What to do - Tally the lines that include "발생하지". Output the number only.

Entries shown -

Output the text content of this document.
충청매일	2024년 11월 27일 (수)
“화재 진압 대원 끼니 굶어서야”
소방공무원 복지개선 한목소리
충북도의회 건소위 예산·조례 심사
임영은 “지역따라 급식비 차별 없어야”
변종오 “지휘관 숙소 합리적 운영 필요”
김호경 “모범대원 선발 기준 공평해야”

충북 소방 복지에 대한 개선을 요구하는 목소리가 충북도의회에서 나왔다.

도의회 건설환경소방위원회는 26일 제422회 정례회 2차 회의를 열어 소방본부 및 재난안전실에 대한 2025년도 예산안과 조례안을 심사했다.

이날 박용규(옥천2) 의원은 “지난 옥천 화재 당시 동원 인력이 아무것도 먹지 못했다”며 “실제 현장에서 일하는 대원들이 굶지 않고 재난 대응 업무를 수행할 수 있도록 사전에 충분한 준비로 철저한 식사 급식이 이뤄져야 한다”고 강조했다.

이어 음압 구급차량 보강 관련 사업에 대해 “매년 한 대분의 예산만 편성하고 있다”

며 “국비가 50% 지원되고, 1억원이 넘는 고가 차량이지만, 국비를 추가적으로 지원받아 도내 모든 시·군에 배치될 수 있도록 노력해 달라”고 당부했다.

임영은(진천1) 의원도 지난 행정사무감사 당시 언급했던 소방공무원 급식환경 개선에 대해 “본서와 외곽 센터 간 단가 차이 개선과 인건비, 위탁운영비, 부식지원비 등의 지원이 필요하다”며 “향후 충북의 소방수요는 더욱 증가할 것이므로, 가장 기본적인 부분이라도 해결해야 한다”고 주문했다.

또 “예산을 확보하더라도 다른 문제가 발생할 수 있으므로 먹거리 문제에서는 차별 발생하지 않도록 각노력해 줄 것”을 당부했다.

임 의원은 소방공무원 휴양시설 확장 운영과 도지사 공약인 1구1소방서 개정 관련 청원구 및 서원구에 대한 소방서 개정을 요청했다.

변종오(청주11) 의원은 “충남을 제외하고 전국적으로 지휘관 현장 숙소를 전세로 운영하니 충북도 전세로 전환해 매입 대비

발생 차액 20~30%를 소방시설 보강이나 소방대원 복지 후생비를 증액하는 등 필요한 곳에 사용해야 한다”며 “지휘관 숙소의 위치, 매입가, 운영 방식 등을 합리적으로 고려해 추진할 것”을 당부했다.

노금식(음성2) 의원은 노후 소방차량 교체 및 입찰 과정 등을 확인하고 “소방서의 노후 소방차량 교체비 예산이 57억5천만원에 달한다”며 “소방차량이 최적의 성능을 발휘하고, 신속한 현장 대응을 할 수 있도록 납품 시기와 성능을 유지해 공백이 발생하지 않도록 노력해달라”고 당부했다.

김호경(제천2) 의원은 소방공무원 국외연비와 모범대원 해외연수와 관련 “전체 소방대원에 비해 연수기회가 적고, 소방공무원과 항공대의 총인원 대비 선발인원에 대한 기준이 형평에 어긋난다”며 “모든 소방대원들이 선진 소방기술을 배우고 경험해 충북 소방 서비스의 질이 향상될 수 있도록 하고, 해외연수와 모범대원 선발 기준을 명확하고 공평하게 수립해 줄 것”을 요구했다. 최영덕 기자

Written response - 2